» WHAT THE EXERCISE ASKS
Return, word for word, every line that follows.

++++ TASK DATA ++++

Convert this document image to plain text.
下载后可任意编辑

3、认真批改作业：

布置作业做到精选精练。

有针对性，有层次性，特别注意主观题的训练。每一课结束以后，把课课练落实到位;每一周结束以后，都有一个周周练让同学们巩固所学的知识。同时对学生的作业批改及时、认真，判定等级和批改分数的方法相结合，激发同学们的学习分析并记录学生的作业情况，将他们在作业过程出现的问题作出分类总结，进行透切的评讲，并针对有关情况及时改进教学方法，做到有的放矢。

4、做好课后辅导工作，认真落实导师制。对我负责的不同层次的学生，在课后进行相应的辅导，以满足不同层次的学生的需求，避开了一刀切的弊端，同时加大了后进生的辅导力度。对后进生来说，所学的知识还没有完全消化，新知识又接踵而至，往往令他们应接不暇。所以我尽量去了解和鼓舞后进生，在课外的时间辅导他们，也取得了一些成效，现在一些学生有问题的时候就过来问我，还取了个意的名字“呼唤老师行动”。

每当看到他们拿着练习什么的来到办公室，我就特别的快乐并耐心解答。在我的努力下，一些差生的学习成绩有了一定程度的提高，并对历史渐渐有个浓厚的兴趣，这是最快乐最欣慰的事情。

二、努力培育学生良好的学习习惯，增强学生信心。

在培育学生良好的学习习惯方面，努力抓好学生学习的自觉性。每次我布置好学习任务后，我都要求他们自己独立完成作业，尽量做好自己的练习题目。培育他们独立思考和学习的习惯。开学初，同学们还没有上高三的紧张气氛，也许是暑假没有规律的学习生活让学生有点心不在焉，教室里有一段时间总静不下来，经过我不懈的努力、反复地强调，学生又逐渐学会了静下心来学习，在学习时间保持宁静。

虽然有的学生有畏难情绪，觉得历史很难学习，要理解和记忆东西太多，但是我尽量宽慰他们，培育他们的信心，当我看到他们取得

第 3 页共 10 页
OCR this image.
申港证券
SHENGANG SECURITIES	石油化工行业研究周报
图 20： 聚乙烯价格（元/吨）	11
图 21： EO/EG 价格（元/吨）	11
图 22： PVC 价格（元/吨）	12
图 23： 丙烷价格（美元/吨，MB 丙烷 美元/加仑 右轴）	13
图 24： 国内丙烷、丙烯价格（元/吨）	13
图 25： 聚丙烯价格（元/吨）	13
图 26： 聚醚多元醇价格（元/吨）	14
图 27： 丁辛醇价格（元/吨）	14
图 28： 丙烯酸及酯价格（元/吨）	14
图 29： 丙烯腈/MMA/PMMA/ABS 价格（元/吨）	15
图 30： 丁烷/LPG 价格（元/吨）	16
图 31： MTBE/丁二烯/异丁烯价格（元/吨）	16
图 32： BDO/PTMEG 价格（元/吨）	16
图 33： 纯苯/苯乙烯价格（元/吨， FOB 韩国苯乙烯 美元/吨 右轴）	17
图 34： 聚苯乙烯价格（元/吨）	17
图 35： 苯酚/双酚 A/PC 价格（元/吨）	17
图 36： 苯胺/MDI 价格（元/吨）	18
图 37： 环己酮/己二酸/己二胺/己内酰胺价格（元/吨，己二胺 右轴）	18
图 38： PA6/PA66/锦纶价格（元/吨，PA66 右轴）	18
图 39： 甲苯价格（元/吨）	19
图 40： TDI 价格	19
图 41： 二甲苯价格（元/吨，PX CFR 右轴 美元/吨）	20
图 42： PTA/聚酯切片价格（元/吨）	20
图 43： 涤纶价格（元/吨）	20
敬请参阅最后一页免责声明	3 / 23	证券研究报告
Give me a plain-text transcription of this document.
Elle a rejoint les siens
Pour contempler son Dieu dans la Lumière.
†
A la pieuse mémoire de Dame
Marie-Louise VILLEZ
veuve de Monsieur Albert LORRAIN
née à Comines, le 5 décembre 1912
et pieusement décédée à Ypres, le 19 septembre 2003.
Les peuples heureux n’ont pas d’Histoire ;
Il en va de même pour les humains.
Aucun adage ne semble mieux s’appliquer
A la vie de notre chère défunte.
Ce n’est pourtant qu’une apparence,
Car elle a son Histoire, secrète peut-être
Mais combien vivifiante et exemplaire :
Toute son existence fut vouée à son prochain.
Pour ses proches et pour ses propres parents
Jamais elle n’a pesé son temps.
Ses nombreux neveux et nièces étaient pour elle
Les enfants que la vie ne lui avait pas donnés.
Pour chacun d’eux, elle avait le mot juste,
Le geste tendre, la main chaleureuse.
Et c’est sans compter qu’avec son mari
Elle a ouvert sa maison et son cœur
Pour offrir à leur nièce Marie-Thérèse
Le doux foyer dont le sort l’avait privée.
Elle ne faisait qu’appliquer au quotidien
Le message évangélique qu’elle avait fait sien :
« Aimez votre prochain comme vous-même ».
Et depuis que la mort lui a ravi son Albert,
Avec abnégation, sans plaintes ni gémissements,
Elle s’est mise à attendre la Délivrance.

++++

» RESULT OF THE TASK
Convert this document image to plain text.
下载后可任意编辑

3、认真批改作业：

布置作业做到精选精练。

有针对性，有层次性，特别注意主观题的训练。每一课结束以后，把课课练落实到位;每一周结束以后，都有一个周周练让同学们巩固所学的知识。同时对学生的作业批改及时、认真，判定等级和批改分数的方法相结合，激发同学们的学习分析并记录学生的作业情况，将他们在作业过程出现的问题作出分类总结，进行透切的评讲，并针对有关情况及时改进教学方法，做到有的放矢。

4、做好课后辅导工作，认真落实导师制。对我负责的不同层次的学生，在课后进行相应的辅导，以满足不同层次的学生的需求，避开了一刀切的弊端，同时加大了后进生的辅导力度。对后进生来说，所学的知识还没有完全消化，新知识又接踵而至，往往令他们应接不暇。所以我尽量去了解和鼓舞后进生，在课外的时间辅导他们，也取得了一些成效，现在一些学生有问题的时候就过来问我，还取了个意的名字“呼唤老师行动”。

每当看到他们拿着练习什么的来到办公室，我就特别的快乐并耐心解答。在我的努力下，一些差生的学习成绩有了一定程度的提高，并对历史渐渐有个浓厚的兴趣，这是最快乐最欣慰的事情。

二、努力培育学生良好的学习习惯，增强学生信心。

在培育学生良好的学习习惯方面，努力抓好学生学习的自觉性。每次我布置好学习任务后，我都要求他们自己独立完成作业，尽量做好自己的练习题目。培育他们独立思考和学习的习惯。开学初，同学们还没有上高三的紧张气氛，也许是暑假没有规律的学习生活让学生有点心不在焉，教室里有一段时间总静不下来，经过我不懈的努力、反复地强调，学生又逐渐学会了静下心来学习，在学习时间保持宁静。

虽然有的学生有畏难情绪，觉得历史很难学习，要理解和记忆东西太多，但是我尽量宽慰他们，培育他们的信心，当我看到他们取得

第 3 页共 10 页
OCR this image.
申港证券
SHENGANG SECURITIES	石油化工行业研究周报
图 20： 聚乙烯价格（元/吨）	11
图 21： EO/EG 价格（元/吨）	11
图 22： PVC 价格（元/吨）	12
图 23： 丙烷价格（美元/吨，MB 丙烷 美元/加仑 右轴）	13
图 24： 国内丙烷、丙烯价格（元/吨）	13
图 25： 聚丙烯价格（元/吨）	13
图 26： 聚醚多元醇价格（元/吨）	14
图 27： 丁辛醇价格（元/吨）	14
图 28： 丙烯酸及酯价格（元/吨）	14
图 29： 丙烯腈/MMA/PMMA/ABS 价格（元/吨）	15
图 30： 丁烷/LPG 价格（元/吨）	16
图 31： MTBE/丁二烯/异丁烯价格（元/吨）	16
图 32： BDO/PTMEG 价格（元/吨）	16
图 33： 纯苯/苯乙烯价格（元/吨， FOB 韩国苯乙烯 美元/吨 右轴）	17
图 34： 聚苯乙烯价格（元/吨）	17
图 35： 苯酚/双酚 A/PC 价格（元/吨）	17
图 36： 苯胺/MDI 价格（元/吨）	18
图 37： 环己酮/己二酸/己二胺/己内酰胺价格（元/吨，己二胺 右轴）	18
图 38： PA6/PA66/锦纶价格（元/吨，PA66 右轴）	18
图 39： 甲苯价格（元/吨）	19
图 40： TDI 价格	19
图 41： 二甲苯价格（元/吨，PX CFR 右轴 美元/吨）	20
图 42： PTA/聚酯切片价格（元/吨）	20
图 43： 涤纶价格（元/吨）	20
敬请参阅最后一页免责声明	3 / 23	证券研究报告
Give me a plain-text transcription of this document.
Elle a rejoint les siens
Pour contempler son Dieu dans la Lumière.
†
A la pieuse mémoire de Dame
Marie-Louise VILLEZ
veuve de Monsieur Albert LORRAIN
née à Comines, le 5 décembre 1912
et pieusement décédée à Ypres, le 19 septembre 2003.
Les peuples heureux n’ont pas d’Histoire ;
Il en va de même pour les humains.
Aucun adage ne semble mieux s’appliquer
A la vie de notre chère défunte.
Ce n’est pourtant qu’une apparence,
Car elle a son Histoire, secrète peut-être
Mais combien vivifiante et exemplaire :
Toute son existence fut vouée à son prochain.
Pour ses proches et pour ses propres parents
Jamais elle n’a pesé son temps.
Ses nombreux neveux et nièces étaient pour elle
Les enfants que la vie ne lui avait pas donnés.
Pour chacun d’eux, elle avait le mot juste,
Le geste tendre, la main chaleureuse.
Et c’est sans compter qu’avec son mari
Elle a ouvert sa maison et son cœur
Pour offrir à leur nièce Marie-Thérèse
Le doux foyer dont le sort l’avait privée.
Elle ne faisait qu’appliquer au quotidien
Le message évangélique qu’elle avait fait sien :
« Aimez votre prochain comme vous-même ».
Et depuis que la mort lui a ravi son Albert,
Avec abnégation, sans plaintes ni gémissements,
Elle s’est mise à attendre la Délivrance.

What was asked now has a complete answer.